→ Exercise: Report each line of the data that has "andere" somewhere in it.

→ Dataset:
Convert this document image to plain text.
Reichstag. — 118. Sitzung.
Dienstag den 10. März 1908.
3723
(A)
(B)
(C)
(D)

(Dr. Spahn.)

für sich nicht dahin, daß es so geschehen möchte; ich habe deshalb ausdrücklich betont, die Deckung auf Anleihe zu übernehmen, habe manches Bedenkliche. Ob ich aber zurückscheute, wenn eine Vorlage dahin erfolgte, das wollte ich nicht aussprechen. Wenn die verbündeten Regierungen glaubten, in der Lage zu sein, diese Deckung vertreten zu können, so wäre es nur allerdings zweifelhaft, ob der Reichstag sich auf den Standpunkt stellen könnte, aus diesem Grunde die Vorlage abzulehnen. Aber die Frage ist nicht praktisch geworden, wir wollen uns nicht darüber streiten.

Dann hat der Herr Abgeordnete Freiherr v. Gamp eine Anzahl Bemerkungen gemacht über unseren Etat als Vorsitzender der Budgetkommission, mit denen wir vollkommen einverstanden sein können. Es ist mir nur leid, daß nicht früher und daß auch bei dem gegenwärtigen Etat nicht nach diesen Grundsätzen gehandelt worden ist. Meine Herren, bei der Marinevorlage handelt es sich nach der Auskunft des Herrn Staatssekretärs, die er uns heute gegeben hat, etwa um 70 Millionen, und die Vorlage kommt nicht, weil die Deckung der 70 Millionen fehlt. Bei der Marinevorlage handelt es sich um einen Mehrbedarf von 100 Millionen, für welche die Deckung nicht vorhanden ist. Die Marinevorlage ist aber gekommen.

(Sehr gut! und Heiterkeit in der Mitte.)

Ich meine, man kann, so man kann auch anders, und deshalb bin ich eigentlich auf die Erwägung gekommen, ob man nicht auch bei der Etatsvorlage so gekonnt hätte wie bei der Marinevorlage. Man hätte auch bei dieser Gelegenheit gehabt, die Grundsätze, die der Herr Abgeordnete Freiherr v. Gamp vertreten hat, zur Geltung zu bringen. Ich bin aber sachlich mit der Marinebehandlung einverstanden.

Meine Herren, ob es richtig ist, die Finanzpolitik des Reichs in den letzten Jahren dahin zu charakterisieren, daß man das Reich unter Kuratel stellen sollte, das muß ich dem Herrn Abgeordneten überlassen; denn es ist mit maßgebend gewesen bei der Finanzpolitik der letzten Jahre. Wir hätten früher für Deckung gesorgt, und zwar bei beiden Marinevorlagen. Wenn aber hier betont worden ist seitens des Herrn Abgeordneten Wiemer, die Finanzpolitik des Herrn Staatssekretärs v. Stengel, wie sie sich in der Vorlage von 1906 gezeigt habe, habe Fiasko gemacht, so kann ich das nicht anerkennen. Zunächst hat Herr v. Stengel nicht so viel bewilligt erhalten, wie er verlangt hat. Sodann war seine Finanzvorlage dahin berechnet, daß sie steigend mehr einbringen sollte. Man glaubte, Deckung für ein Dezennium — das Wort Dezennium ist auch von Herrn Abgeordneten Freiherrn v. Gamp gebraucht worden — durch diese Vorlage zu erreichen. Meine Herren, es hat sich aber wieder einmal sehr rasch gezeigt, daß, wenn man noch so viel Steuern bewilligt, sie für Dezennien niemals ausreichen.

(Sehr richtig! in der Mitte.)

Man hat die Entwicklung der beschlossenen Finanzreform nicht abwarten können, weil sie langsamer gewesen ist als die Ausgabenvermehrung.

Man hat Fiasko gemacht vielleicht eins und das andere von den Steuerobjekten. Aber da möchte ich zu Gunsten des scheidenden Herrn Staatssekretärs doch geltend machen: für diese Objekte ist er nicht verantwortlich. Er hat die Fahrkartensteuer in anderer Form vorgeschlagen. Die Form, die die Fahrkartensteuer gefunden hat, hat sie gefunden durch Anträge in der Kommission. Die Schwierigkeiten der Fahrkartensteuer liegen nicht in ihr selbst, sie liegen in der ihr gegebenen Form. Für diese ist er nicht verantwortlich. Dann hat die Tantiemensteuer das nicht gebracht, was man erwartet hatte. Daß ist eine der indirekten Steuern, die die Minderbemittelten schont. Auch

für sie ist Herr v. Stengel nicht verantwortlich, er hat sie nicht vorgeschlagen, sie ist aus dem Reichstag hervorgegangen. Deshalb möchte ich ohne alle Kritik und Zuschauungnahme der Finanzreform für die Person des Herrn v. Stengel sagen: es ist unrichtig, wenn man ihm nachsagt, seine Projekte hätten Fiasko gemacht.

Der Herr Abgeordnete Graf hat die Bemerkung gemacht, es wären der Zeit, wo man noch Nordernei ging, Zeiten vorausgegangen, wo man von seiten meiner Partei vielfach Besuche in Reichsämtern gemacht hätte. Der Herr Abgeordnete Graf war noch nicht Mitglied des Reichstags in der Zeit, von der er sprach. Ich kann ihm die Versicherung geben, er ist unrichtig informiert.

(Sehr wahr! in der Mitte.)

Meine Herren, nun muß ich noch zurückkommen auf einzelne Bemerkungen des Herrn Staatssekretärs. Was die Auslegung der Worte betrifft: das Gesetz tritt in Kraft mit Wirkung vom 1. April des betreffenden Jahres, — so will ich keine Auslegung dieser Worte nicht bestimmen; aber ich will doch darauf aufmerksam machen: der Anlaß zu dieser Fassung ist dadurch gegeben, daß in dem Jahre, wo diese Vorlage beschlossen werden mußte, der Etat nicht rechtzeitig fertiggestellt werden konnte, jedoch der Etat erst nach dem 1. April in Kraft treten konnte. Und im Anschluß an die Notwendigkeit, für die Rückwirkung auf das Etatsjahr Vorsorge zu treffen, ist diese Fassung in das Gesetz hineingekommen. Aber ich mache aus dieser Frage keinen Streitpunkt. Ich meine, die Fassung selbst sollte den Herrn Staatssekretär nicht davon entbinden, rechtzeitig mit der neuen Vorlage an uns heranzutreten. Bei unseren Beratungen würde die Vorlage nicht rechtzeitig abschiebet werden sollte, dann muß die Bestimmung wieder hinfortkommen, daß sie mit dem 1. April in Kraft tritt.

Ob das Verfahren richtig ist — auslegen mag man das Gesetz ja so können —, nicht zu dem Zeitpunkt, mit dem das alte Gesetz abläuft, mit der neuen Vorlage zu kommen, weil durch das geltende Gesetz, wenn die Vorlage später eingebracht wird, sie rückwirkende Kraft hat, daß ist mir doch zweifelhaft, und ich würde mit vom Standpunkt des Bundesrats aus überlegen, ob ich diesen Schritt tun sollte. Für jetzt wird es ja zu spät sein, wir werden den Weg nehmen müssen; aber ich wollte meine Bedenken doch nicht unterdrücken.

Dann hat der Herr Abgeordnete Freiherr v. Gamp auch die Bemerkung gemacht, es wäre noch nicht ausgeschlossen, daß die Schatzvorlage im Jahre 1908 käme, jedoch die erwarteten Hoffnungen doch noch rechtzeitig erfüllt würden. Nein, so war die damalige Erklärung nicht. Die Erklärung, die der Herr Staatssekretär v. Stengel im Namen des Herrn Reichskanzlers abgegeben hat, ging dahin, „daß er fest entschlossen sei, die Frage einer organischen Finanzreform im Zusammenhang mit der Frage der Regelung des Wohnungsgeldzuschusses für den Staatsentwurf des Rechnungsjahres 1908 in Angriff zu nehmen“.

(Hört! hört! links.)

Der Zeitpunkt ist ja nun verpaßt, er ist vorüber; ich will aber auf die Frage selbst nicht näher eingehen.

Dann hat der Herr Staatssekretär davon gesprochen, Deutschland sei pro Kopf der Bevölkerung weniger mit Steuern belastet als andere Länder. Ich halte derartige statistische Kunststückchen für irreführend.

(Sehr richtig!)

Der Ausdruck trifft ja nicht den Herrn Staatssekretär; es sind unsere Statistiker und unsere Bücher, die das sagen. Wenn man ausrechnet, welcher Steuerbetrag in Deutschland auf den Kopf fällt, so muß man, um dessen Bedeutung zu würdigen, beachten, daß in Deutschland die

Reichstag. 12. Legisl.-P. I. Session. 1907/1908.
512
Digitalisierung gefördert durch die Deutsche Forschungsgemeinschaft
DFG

→ Written answer:
Man hat Fiasko gemacht vielleicht eins und das andere von den Steuerobjekten. Aber da möchte ich zu Gunsten des scheidenden Herrn Staatssekretärs doch geltend machen: für diese Objekte ist er nicht verantwortlich. Er hat die Fahrkartensteuer in anderer Form vorgeschlagen. Die Form, die die Fahrkartensteuer gefunden hat, hat sie gefunden durch Anträge in der Kommission. Die Schwierigkeiten der Fahrkartensteuer liegen nicht in ihr selbst, sie liegen in der ihr gegebenen Form. Für diese ist er nicht verantwortlich. Dann hat die Tantiemensteuer das nicht gebracht, was man erwartet hatte. Daß ist eine der indirekten Steuern, die die Minderbemittelten schont. Auch
Dann hat der Herr Staatssekretär davon gesprochen, Deutschland sei pro Kopf der Bevölkerung weniger mit Steuern belastet als andere Länder. Ich halte derartige statistische Kunststückchen für irreführend.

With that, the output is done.